**Stated exercise:** Reproduce all of the material exactly as shown.

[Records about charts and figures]
━━━━━━━━━━━━━━━━
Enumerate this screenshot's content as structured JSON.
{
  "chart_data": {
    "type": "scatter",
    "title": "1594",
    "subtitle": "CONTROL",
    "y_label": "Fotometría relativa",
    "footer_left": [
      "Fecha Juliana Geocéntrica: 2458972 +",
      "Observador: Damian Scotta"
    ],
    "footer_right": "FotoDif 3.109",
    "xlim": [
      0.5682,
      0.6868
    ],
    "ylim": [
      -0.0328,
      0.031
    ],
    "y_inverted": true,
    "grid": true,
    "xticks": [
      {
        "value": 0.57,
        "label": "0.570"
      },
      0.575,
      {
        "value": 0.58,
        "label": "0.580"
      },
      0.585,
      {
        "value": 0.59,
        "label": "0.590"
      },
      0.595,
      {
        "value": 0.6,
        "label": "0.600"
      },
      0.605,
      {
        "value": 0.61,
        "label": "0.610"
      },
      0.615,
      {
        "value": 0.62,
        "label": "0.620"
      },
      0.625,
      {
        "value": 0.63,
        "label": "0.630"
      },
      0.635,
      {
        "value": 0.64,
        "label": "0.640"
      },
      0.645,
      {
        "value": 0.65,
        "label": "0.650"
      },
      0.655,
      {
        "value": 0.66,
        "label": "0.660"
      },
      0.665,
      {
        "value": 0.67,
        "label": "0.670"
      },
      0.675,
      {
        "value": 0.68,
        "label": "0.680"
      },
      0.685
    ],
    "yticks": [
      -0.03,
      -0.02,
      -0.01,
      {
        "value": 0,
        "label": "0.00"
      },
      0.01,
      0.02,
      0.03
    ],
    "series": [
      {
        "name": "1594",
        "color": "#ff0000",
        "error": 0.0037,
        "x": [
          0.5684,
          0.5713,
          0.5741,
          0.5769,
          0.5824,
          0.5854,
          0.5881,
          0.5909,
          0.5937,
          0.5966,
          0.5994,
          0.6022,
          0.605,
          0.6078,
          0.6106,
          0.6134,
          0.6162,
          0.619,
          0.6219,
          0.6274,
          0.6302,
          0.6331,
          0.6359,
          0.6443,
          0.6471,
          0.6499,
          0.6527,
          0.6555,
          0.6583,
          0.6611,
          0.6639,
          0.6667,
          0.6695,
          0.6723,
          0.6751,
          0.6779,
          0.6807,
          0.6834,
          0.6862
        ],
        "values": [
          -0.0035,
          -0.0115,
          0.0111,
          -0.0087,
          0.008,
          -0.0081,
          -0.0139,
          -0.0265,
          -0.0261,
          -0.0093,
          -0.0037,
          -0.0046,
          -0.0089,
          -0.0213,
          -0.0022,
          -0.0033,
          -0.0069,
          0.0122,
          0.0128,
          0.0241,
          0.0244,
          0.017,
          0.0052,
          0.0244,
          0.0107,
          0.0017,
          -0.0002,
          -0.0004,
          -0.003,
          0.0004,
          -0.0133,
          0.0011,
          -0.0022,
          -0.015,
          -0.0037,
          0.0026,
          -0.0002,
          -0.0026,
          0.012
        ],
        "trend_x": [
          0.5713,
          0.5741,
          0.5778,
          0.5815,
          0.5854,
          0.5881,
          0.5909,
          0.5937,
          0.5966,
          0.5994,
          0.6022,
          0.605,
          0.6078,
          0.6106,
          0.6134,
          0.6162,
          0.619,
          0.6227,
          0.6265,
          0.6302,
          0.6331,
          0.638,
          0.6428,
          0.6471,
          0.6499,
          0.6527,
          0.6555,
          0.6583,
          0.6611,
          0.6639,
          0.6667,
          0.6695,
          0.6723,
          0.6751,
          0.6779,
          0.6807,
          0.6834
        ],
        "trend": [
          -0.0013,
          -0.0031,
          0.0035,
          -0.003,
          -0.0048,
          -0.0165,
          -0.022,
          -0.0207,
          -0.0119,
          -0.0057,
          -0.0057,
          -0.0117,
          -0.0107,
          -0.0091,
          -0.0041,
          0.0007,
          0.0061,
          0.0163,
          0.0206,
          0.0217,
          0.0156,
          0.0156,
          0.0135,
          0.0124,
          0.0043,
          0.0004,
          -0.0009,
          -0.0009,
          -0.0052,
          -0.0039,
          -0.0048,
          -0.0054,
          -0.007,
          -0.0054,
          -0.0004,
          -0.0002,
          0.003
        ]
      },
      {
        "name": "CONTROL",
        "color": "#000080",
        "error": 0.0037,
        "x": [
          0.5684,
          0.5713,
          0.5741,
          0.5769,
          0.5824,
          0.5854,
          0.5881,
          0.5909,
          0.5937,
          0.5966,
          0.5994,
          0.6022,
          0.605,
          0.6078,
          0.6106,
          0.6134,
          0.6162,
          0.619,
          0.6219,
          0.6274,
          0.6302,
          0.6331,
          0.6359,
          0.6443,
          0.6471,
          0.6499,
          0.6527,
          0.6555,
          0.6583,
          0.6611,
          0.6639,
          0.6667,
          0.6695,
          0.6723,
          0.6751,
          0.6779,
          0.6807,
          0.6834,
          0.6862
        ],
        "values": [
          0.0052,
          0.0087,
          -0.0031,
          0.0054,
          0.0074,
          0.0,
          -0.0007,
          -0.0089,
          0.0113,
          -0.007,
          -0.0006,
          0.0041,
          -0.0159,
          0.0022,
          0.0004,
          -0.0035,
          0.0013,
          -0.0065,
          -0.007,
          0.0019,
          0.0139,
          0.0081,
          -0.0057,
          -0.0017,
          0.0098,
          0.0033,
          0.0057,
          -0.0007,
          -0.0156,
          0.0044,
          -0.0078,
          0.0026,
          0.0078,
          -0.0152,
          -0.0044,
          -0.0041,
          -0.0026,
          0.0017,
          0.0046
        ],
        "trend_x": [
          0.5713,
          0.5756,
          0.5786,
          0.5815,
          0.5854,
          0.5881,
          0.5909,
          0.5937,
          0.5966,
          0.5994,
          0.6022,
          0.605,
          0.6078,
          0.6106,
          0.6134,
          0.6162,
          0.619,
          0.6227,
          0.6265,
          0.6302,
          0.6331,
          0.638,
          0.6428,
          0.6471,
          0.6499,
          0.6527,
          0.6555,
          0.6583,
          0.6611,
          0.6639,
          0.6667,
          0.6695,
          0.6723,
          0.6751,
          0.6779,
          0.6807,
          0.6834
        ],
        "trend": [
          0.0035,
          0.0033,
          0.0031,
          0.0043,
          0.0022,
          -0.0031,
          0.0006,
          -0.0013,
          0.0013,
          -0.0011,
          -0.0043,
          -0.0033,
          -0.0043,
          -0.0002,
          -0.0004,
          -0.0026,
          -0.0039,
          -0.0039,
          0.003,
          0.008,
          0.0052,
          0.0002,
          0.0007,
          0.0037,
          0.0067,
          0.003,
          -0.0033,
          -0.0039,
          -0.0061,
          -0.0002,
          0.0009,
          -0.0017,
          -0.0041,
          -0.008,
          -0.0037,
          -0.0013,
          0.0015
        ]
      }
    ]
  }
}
━━━━━━━━━━━━━━━━
**Task solution:**
Enumerate this screenshot's content as structured JSON.
{
  "chart_data": {
    "type": "scatter",
    "title": "1594",
    "subtitle": "CONTROL",
    "y_label": "Fotometría relativa",
    "footer_left": [
      "Fecha Juliana Geocéntrica: 2458972 +",
      "Observador: Damian Scotta"
    ],
    "footer_right": "FotoDif 3.109",
    "xlim": [
      0.5682,
      0.6868
    ],
    "ylim": [
      -0.0328,
      0.031
    ],
    "y_inverted": true,
    "grid": true,
    "xticks": [
      {
        "value": 0.57,
        "label": "0.570"
      },
      0.575,
      {
        "value": 0.58,
        "label": "0.580"
      },
      0.585,
      {
        "value": 0.59,
        "label": "0.590"
      },
      0.595,
      {
        "value": 0.6,
        "label": "0.600"
      },
      0.605,
      {
        "value": 0.61,
        "label": "0.610"
      },
      0.615,
      {
        "value": 0.62,
        "label": "0.620"
      },
      0.625,
      {
        "value": 0.63,
        "label": "0.630"
      },
      0.635,
      {
        "value": 0.64,
        "label": "0.640"
      },
      0.645,
      {
        "value": 0.65,
        "label": "0.650"
      },
      0.655,
      {
        "value": 0.66,
        "label": "0.660"
      },
      0.665,
      {
        "value": 0.67,
        "label": "0.670"
      },
      0.675,
      {
        "value": 0.68,
        "label": "0.680"
      },
      0.685
    ],
    "yticks": [
      -0.03,
      -0.02,
      -0.01,
      {
        "value": 0,
        "label": "0.00"
      },
      0.01,
      0.02,
      0.03
    ],
    "series": [
      {
        "name": "1594",
        "color": "#ff0000",
        "error": 0.0037,
        "x": [
          0.5684,
          0.5713,
          0.5741,
          0.5769,
          0.5824,
          0.5854,
          0.5881,
          0.5909,
          0.5937,
          0.5966,
          0.5994,
          0.6022,
          0.605,
          0.6078,
          0.6106,
          0.6134,
          0.6162,
          0.619,
          0.6219,
          0.6274,
          0.6302,
          0.6331,
          0.6359,
          0.6443,
          0.6471,
          0.6499,
          0.6527,
          0.6555,
          0.6583,
          0.6611,
          0.6639,
          0.6667,
          0.6695,
          0.6723,
          0.6751,
          0.6779,
          0.6807,
          0.6834,
          0.6862
        ],
        "values": [
          -0.0035,
          -0.0115,
          0.0111,
          -0.0087,
          0.008,
          -0.0081,
          -0.0139,
          -0.0265,
          -0.0261,
          -0.0093,
          -0.0037,
          -0.0046,
          -0.0089,
          -0.0213,
          -0.0022,
          -0.0033,
          -0.0069,
          0.0122,
          0.0128,
          0.0241,
          0.0244,
          0.017,
          0.0052,
          0.0244,
          0.0107,
          0.0017,
          -0.0002,
          -0.0004,
          -0.003,
          0.0004,
          -0.0133,
          0.0011,
          -0.0022,
          -0.015,
          -0.0037,
          0.0026,
          -0.0002,
          -0.0026,
          0.012
        ],
        "trend_x": [
          0.5713,
          0.5741,
          0.5778,
          0.5815,
          0.5854,
          0.5881,
          0.5909,
          0.5937,
          0.5966,
          0.5994,
          0.6022,
          0.605,
          0.6078,
          0.6106,
          0.6134,
          0.6162,
          0.619,
          0.6227,
          0.6265,
          0.6302,
          0.6331,
          0.638,
          0.6428,
          0.6471,
          0.6499,
          0.6527,
          0.6555,
          0.6583,
          0.6611,
          0.6639,
          0.6667,
          0.6695,
          0.6723,
          0.6751,
          0.6779,
          0.6807,
          0.6834
        ],
        "trend": [
          -0.0013,
          -0.0031,
          0.0035,
          -0.003,
          -0.0048,
          -0.0165,
          -0.022,
          -0.0207,
          -0.0119,
          -0.0057,
          -0.0057,
          -0.0117,
          -0.0107,
          -0.0091,
          -0.0041,
          0.0007,
          0.0061,
          0.0163,
          0.0206,
          0.0217,
          0.0156,
          0.0156,
          0.0135,
          0.0124,
          0.0043,
          0.0004,
          -0.0009,
          -0.0009,
          -0.0052,
          -0.0039,
          -0.0048,
          -0.0054,
          -0.007,
          -0.0054,
          -0.0004,
          -0.0002,
          0.003
        ]
      },
      {
        "name": "CONTROL",
        "color": "#000080",
        "error": 0.0037,
        "x": [
          0.5684,
          0.5713,
          0.5741,
          0.5769,
          0.5824,
          0.5854,
          0.5881,
          0.5909,
          0.5937,
          0.5966,
          0.5994,
          0.6022,
          0.605,
          0.6078,
          0.6106,
          0.6134,
          0.6162,
          0.619,
          0.6219,
          0.6274,
          0.6302,
          0.6331,
          0.6359,
          0.6443,
          0.6471,
          0.6499,
          0.6527,
          0.6555,
          0.6583,
          0.6611,
          0.6639,
          0.6667,
          0.6695,
          0.6723,
          0.6751,
          0.6779,
          0.6807,
          0.6834,
          0.6862
        ],
        "values": [
          0.0052,
          0.0087,
          -0.0031,
          0.0054,
          0.0074,
          0.0,
          -0.0007,
          -0.0089,
          0.0113,
          -0.007,
          -0.0006,
          0.0041,
          -0.0159,
          0.0022,
          0.0004,
          -0.0035,
          0.0013,
          -0.0065,
          -0.007,
          0.0019,
          0.0139,
          0.0081,
          -0.0057,
          -0.0017,
          0.0098,
          0.0033,
          0.0057,
          -0.0007,
          -0.0156,
          0.0044,
          -0.0078,
          0.0026,
          0.0078,
          -0.0152,
          -0.0044,
          -0.0041,
          -0.0026,
          0.0017,
          0.0046
        ],
        "trend_x": [
          0.5713,
          0.5756,
          0.5786,
          0.5815,
          0.5854,
          0.5881,
          0.5909,
          0.5937,
          0.5966,
          0.5994,
          0.6022,
          0.605,
          0.6078,
          0.6106,
          0.6134,
          0.6162,
          0.619,
          0.6227,
          0.6265,
          0.6302,
          0.6331,
          0.638,
          0.6428,
          0.6471,
          0.6499,
          0.6527,
          0.6555,
          0.6583,
          0.6611,
          0.6639,
          0.6667,
          0.6695,
          0.6723,
          0.6751,
          0.6779,
          0.6807,
          0.6834
        ],
        "trend": [
          0.0035,
          0.0033,
          0.0031,
          0.0043,
          0.0022,
          -0.0031,
          0.0006,
          -0.0013,
          0.0013,
          -0.0011,
          -0.0043,
          -0.0033,
          -0.0043,
          -0.0002,
          -0.0004,
          -0.0026,
          -0.0039,
          -0.0039,
          0.003,
          0.008,
          0.0052,
          0.0002,
          0.0007,
          0.0037,
          0.0067,
          0.003,
          -0.0033,
          -0.0039,
          -0.0061,
          -0.0002,
          0.0009,
          -0.0017,
          -0.0041,
          -0.008,
          -0.0037,
          -0.0013,
          0.0015
        ]
      }
    ]
  }
}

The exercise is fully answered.